### RECORDS FOR THIS TASK:
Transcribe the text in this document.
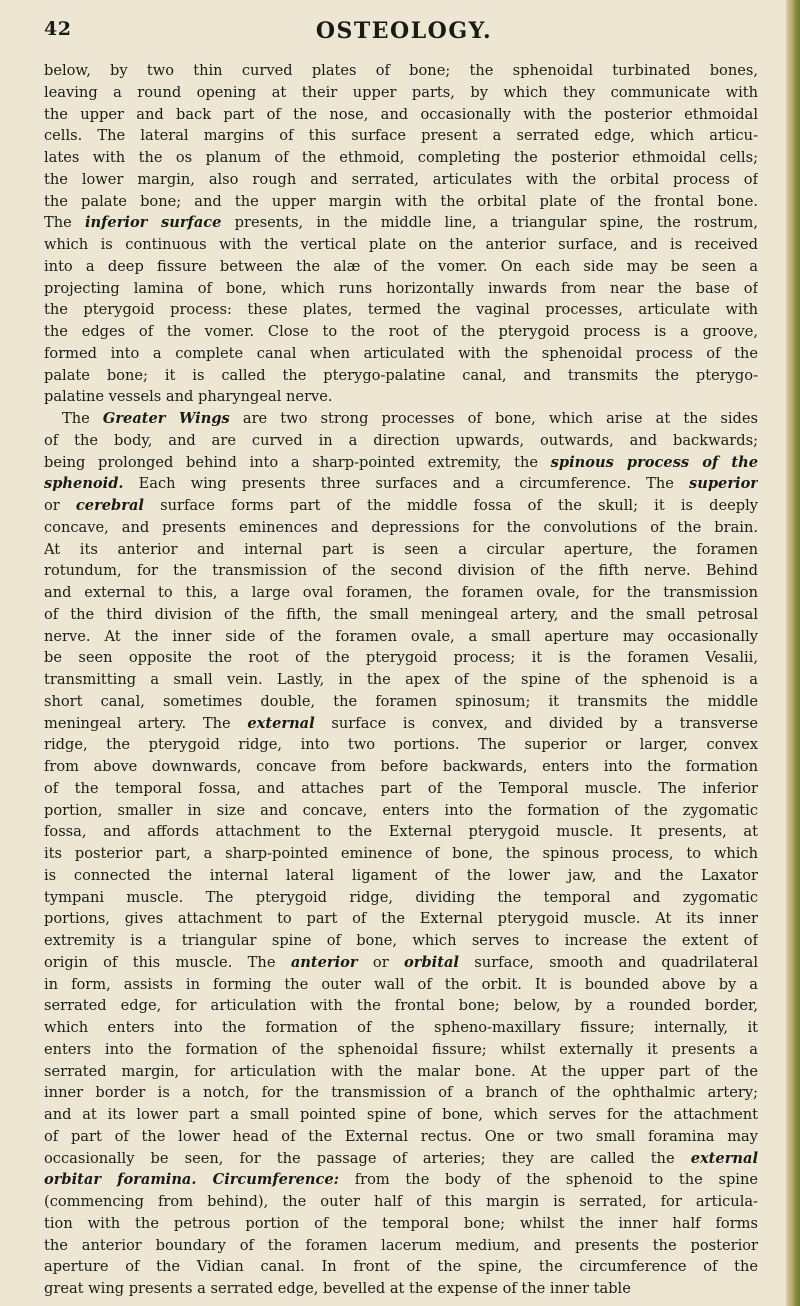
42	OSTEOLOGY.
below, by two thin curved plates of bone; the sphenoidal turbinated bones,
leaving a round opening at their upper parts, by which they communicate with
the upper and back part of the nose, and occasionally with the posterior ethmoidal
cells. The lateral margins of this surface present a serrated edge, which articu-
lates with the os planum of the ethmoid, completing the posterior ethmoidal cells;
the lower margin, also rough and serrated, articulates with the orbital process of
the palate bone; and the upper margin with the orbital plate of the frontal bone.
The inferior surface presents, in the middle line, a triangular spine, the rostrum,
which is continuous with the vertical plate on the anterior surface, and is received
into a deep fissure between the alæ of the vomer. On each side may be seen a
projecting lamina of bone, which runs horizontally inwards from near the base of
the pterygoid process: these plates, termed the vaginal processes, articulate with
the edges of the vomer. Close to the root of the pterygoid process is a groove,
formed into a complete canal when articulated with the sphenoidal process of the
palate bone; it is called the pterygo-palatine canal, and transmits the pterygo-
palatine vessels and pharyngeal nerve.
The Greater Wings are two strong processes of bone, which arise at the sides
of the body, and are curved in a direction upwards, outwards, and backwards;
being prolonged behind into a sharp-pointed extremity, the spinous process of the
sphenoid. Each wing presents three surfaces and a circumference. The superior
or cerebral surface forms part of the middle fossa of the skull; it is deeply
concave, and presents eminences and depressions for the convolutions of the brain.
At its anterior and internal part is seen a circular aperture, the foramen
rotundum, for the transmission of the second division of the fifth nerve. Behind
and external to this, a large oval foramen, the foramen ovale, for the transmission
of the third division of the fifth, the small meningeal artery, and the small petrosal
nerve. At the inner side of the foramen ovale, a small aperture may occasionally
be seen opposite the root of the pterygoid process; it is the foramen Vesalii,
transmitting a small vein. Lastly, in the apex of the spine of the sphenoid is a
short canal, sometimes double, the foramen spinosum; it transmits the middle
meningeal artery. The external surface is convex, and divided by a transverse
ridge, the pterygoid ridge, into two portions. The superior or larger, convex
from above downwards, concave from before backwards, enters into the formation
of the temporal fossa, and attaches part of the Temporal muscle. The inferior
portion, smaller in size and concave, enters into the formation of the zygomatic
fossa, and affords attachment to the External pterygoid muscle. It presents, at
its posterior part, a sharp-pointed eminence of bone, the spinous process, to which
is connected the internal lateral ligament of the lower jaw, and the Laxator
tympani muscle. The pterygoid ridge, dividing the temporal and zygomatic
portions, gives attachment to part of the External pterygoid muscle. At its inner
extremity is a triangular spine of bone, which serves to increase the extent of
origin of this muscle. The anterior or orbital surface, smooth and quadrilateral
in form, assists in forming the outer wall of the orbit. It is bounded above by a
serrated edge, for articulation with the frontal bone; below, by a rounded border,
which enters into the formation of the spheno-maxillary fissure; internally, it
enters into the formation of the sphenoidal fissure; whilst externally it presents a
serrated margin, for articulation with the malar bone. At the upper part of the
inner border is a notch, for the transmission of a branch of the ophthalmic artery;
and at its lower part a small pointed spine of bone, which serves for the attachment
of part of the lower head of the External rectus. One or two small foramina may
occasionally be seen, for the passage of arteries; they are called the external
orbitar foramina. Circumference: from the body of the sphenoid to the spine
(commencing from behind), the outer half of this margin is serrated, for articula-
tion with the petrous portion of the temporal bone; whilst the inner half forms
the anterior boundary of the foramen lacerum medium, and presents the posterior
aperture of the Vidian canal. In front of the spine, the circumference of the
great wing presents a serrated edge, bevelled at the expense of the inner table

### WHAT TO WORK ON:
Which of the lines above mention the word "half"? Pull those lines out.

### RESPONSE FOR THIS EXERCISE:
(commencing from behind), the outer half of this margin is serrated, for articula-
tion with the petrous portion of the temporal bone; whilst the inner half forms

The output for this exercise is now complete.